DIRECTIONS FOR THIS TASK:
Render as a Markdown table only the lines starting at the one containing "bar-2012 xyxy=(535,611,608,622)" and ending with the one containing "plot-frame xyxy=(535,522,751,806)", with an Index column giving each line's running number and a Content column holding the line itself. Skip any blank lines.

DATA SECTION:
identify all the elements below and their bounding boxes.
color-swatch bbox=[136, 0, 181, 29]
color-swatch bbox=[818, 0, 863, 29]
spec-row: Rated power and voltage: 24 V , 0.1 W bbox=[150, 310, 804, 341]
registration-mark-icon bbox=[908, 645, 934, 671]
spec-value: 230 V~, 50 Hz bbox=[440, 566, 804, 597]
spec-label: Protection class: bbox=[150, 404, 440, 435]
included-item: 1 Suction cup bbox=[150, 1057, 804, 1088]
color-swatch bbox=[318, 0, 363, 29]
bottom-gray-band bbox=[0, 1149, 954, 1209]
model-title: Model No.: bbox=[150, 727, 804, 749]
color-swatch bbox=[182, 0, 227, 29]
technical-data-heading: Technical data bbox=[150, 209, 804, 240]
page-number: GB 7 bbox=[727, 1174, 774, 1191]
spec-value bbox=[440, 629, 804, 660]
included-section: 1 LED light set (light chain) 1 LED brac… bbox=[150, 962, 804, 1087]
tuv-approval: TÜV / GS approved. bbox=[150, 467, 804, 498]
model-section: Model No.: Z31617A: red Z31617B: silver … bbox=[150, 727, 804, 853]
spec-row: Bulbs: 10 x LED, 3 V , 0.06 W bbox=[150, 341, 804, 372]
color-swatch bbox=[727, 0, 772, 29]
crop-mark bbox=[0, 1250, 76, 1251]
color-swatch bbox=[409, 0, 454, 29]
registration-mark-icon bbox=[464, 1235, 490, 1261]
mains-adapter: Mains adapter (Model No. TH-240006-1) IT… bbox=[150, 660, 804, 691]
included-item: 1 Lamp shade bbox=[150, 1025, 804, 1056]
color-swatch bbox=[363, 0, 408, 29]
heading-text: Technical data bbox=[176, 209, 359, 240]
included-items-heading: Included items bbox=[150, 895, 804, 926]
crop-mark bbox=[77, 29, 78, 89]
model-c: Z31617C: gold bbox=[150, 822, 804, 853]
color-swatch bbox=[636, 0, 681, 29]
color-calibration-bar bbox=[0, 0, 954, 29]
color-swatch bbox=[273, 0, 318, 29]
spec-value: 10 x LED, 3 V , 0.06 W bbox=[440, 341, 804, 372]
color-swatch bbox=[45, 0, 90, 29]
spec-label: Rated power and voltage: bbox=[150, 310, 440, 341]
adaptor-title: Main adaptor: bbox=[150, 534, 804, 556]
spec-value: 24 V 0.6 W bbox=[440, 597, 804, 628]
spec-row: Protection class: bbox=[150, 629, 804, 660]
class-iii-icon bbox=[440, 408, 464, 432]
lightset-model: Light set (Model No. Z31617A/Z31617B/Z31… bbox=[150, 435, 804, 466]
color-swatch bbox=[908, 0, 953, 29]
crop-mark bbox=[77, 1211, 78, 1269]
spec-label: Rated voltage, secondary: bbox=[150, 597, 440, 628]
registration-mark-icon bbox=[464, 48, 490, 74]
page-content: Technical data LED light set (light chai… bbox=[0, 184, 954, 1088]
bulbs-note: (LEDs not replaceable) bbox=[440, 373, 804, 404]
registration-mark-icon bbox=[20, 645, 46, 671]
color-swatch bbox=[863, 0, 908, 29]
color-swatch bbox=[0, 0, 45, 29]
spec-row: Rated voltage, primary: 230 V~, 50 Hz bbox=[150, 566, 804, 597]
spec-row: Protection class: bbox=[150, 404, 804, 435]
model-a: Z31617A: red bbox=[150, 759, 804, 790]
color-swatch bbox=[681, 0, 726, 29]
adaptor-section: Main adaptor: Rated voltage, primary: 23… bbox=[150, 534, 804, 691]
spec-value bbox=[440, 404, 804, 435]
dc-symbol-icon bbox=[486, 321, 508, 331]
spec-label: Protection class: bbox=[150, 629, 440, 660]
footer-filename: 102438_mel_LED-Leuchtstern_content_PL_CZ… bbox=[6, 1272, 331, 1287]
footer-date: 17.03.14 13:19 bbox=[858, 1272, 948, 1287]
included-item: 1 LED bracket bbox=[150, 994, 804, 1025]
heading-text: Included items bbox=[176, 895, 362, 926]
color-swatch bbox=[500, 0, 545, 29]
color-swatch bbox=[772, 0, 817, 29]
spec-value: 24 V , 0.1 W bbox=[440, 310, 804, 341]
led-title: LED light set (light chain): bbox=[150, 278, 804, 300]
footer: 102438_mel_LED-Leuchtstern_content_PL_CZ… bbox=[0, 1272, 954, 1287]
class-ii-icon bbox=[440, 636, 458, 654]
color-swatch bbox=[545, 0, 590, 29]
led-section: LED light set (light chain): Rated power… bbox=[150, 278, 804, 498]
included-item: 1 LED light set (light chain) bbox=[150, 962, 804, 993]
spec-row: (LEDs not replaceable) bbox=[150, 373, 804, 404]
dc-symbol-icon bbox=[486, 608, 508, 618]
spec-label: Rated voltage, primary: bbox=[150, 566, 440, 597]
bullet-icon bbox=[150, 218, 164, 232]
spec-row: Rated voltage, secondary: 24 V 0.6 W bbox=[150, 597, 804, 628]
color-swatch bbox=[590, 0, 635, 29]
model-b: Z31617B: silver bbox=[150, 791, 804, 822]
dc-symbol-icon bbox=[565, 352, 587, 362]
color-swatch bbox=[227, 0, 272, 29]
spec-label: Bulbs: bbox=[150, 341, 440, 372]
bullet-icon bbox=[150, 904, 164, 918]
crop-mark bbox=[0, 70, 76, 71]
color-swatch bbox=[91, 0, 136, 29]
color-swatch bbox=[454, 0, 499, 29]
* * *
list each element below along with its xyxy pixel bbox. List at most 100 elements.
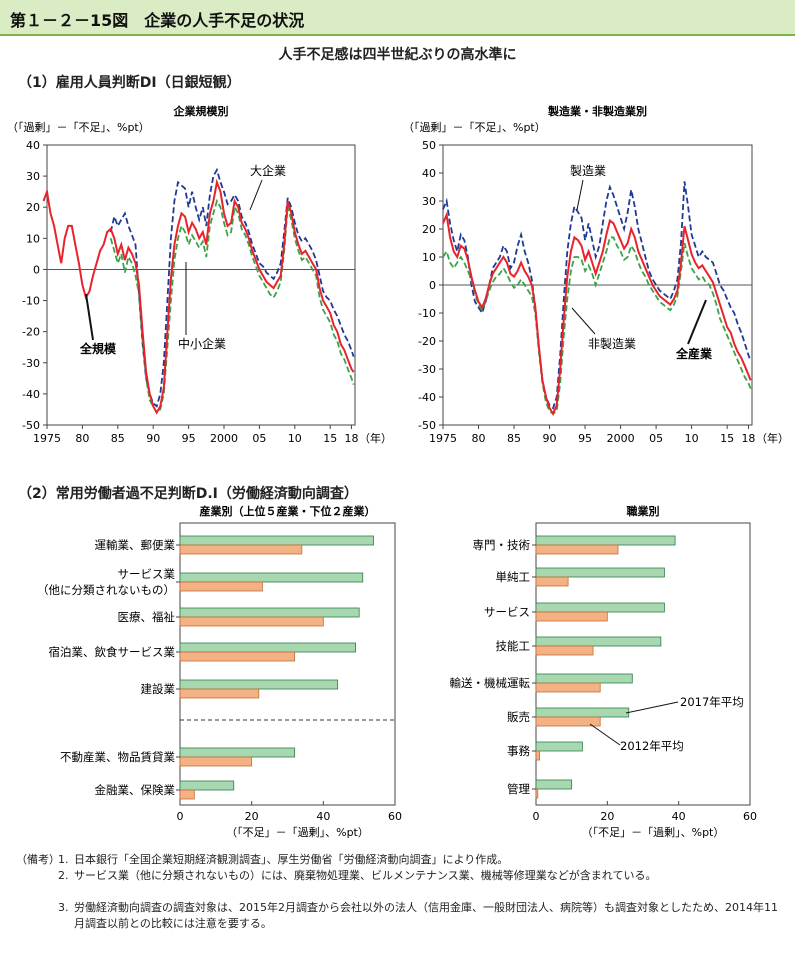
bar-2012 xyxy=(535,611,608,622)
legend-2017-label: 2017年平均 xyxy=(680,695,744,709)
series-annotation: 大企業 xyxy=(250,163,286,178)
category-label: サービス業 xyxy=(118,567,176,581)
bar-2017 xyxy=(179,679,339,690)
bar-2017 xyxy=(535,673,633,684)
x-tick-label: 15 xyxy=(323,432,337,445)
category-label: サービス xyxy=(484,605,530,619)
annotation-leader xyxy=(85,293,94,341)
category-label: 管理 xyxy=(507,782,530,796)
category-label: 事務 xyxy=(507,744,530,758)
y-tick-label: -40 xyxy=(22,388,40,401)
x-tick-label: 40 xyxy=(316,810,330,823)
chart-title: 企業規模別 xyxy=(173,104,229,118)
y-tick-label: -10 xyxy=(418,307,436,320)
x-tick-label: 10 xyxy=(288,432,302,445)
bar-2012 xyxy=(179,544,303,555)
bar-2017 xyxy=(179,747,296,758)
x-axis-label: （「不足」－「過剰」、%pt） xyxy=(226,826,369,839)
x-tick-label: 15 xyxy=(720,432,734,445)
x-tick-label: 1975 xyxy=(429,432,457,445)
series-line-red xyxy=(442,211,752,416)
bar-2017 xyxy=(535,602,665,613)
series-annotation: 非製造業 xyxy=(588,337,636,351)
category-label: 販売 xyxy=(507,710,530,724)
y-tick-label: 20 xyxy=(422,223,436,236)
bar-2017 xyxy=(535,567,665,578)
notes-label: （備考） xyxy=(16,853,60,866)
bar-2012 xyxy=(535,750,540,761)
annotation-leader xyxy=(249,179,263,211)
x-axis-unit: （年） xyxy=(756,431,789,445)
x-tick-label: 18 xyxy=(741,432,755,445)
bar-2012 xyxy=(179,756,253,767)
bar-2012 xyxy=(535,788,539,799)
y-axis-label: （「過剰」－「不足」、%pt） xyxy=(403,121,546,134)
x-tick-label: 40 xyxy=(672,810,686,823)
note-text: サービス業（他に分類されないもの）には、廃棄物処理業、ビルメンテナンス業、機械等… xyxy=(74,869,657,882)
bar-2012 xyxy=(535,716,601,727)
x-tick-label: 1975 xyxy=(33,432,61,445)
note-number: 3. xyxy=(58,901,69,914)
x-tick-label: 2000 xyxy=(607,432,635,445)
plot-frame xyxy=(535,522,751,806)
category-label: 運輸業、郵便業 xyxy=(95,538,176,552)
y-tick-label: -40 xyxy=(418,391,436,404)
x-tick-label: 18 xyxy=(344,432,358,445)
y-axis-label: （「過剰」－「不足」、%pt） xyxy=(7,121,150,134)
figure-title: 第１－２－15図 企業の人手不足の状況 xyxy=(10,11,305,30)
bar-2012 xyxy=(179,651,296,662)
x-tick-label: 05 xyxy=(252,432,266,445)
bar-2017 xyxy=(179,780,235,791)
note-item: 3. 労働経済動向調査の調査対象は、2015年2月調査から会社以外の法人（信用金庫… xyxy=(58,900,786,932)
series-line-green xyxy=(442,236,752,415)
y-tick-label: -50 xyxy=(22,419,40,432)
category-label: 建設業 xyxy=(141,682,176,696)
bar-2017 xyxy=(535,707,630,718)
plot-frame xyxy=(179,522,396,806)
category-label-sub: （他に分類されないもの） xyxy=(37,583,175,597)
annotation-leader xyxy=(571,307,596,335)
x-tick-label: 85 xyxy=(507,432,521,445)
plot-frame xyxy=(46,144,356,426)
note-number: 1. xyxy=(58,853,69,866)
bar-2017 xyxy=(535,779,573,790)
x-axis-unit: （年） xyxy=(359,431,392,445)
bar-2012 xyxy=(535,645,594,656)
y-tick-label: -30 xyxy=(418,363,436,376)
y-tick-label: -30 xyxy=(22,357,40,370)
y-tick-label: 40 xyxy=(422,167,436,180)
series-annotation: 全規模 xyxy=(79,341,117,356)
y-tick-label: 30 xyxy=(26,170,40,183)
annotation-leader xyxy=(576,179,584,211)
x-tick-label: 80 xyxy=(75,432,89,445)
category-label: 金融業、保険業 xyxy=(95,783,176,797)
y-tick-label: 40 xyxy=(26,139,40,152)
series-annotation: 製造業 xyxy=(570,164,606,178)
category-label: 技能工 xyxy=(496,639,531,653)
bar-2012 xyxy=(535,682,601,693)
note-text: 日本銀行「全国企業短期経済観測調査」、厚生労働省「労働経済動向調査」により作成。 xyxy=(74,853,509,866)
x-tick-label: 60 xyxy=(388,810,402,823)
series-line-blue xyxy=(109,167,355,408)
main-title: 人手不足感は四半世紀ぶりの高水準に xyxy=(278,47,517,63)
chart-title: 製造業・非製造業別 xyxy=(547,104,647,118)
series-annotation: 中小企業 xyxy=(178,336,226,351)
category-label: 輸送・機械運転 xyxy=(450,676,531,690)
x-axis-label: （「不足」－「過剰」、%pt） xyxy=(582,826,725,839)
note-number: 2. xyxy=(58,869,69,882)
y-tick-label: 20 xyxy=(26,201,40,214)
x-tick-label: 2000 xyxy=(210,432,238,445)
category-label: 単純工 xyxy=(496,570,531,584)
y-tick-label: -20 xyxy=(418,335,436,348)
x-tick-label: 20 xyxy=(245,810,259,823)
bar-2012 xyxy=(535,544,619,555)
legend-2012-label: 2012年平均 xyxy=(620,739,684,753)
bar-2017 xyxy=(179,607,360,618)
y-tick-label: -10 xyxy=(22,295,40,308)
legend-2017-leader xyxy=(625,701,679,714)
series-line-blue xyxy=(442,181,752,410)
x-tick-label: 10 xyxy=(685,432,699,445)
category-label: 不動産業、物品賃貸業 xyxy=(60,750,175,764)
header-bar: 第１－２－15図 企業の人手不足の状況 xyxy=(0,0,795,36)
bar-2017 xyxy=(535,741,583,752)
...
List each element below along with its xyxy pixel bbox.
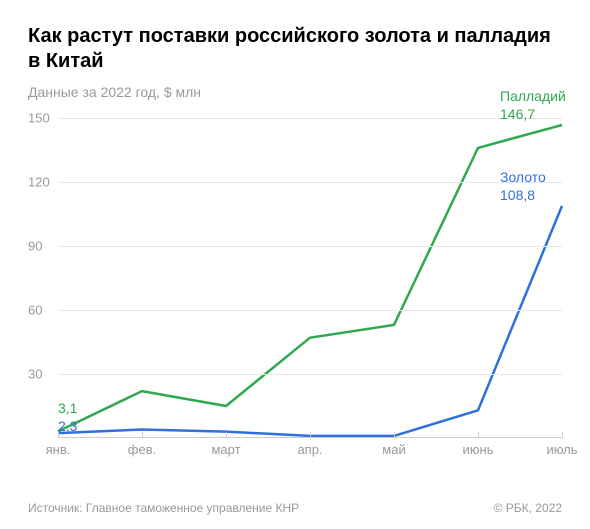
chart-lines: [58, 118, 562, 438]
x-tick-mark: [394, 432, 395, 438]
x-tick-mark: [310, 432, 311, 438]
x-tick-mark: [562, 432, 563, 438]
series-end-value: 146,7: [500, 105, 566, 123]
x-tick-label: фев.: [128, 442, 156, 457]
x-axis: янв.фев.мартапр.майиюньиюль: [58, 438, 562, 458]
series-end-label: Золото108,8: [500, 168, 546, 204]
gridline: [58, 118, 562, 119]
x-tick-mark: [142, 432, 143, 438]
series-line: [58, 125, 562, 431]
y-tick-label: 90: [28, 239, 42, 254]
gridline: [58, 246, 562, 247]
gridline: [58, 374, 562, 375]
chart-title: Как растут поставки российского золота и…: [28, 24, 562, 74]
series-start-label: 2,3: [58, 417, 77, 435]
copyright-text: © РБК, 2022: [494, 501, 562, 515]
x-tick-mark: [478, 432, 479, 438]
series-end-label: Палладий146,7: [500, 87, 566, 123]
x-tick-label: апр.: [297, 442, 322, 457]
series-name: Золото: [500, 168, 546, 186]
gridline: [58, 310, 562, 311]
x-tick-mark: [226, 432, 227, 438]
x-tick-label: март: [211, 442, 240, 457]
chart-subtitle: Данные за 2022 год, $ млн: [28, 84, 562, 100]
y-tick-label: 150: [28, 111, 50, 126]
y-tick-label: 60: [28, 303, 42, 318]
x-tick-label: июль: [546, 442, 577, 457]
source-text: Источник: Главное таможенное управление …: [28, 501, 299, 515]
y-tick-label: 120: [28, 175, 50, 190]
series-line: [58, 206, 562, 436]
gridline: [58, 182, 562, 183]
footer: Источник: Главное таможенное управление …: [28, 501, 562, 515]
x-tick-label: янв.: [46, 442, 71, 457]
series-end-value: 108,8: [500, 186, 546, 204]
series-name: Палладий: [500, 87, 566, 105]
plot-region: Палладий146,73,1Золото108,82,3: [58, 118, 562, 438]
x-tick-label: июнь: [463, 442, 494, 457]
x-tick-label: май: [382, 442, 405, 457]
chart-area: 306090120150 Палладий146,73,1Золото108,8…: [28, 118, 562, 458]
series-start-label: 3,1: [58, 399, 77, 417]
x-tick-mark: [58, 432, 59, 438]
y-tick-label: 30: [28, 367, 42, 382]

PROBLEM SOLUTION:
| Index | Content |
|---|---|
| 1 | bar-2012 xyxy=(535,611,608,622) |
| 2 | legend-2017-label: 2017年平均 xyxy=(680,695,744,709) |
| 3 | series-annotation: 大企業 xyxy=(250,163,286,178) |
| 4 | category-label: サービス業 xyxy=(118,567,176,581) |
| 5 | bar-2017 xyxy=(179,679,339,690) |
| 6 | bar-2017 xyxy=(535,673,633,684) |
| 7 | x-tick-label: 15 xyxy=(323,432,337,445) |
| 8 | category-label: サービス xyxy=(484,605,530,619) |
| 9 | annotation-leader xyxy=(85,293,94,341) |
| 10 | category-label: 管理 xyxy=(507,782,530,796) |
| 11 | category-label: 事務 xyxy=(507,744,530,758) |
| 12 | y-tick-label: -40 xyxy=(22,388,40,401) |
| 13 | x-tick-label: 40 xyxy=(316,810,330,823) |
| 14 | chart-title: 企業規模別 xyxy=(173,104,229,118) |
| 15 | y-tick-label: -10 xyxy=(418,307,436,320) |
| 16 | x-tick-label: 10 xyxy=(288,432,302,445) |
| 17 | bar-2012 xyxy=(179,544,303,555) |
| 18 | bar-2017 xyxy=(179,747,296,758) |
| 19 | x-axis-label: （「不足」－「過剰」、%pt） xyxy=(226,826,369,839) |
| 20 | x-tick-label: 15 xyxy=(720,432,734,445) |
| 21 | x-tick-label: 1975 xyxy=(429,432,457,445) |
| 22 | series-line-red xyxy=(442,211,752,416) |
| 23 | bar-2017 xyxy=(535,602,665,613) |
| 24 | series-annotation: 非製造業 xyxy=(588,337,636,351) |
| 25 | category-label: 販売 xyxy=(507,710,530,724) |
| 26 | y-tick-label: 20 xyxy=(422,223,436,236) |
| 27 | bar-2017 xyxy=(535,567,665,578) |
| 28 | notes-label: （備考） xyxy=(16,853,60,866) |
| 29 | bar-2012 xyxy=(535,750,540,761) |
| 30 | annotation-leader xyxy=(249,179,263,211) |
| 31 | x-axis-unit: （年） xyxy=(756,431,789,445) |
| 32 | x-tick-label: 18 xyxy=(741,432,755,445) |
| 33 | bar-2012 xyxy=(179,756,253,767) |
| 34 | bar-2012 xyxy=(535,788,539,799) |
| 35 | y-axis-label: （「過剰」－「不足」、%pt） xyxy=(403,121,546,134) |
| 36 | x-tick-label: 40 xyxy=(672,810,686,823) |
| 37 | note-text: サービス業（他に分類されないもの）には、廃棄物処理業、ビルメンテナンス業、機械等… xyxy=(74,869,657,882) |
| 38 | bar-2012 xyxy=(535,716,601,727) |
| 39 | x-tick-label: 1975 xyxy=(33,432,61,445) |
| 40 | note-number: 3. xyxy=(58,901,69,914) |
| 41 | x-tick-label: 2000 xyxy=(607,432,635,445) |
| 42 | plot-frame xyxy=(535,522,751,806) |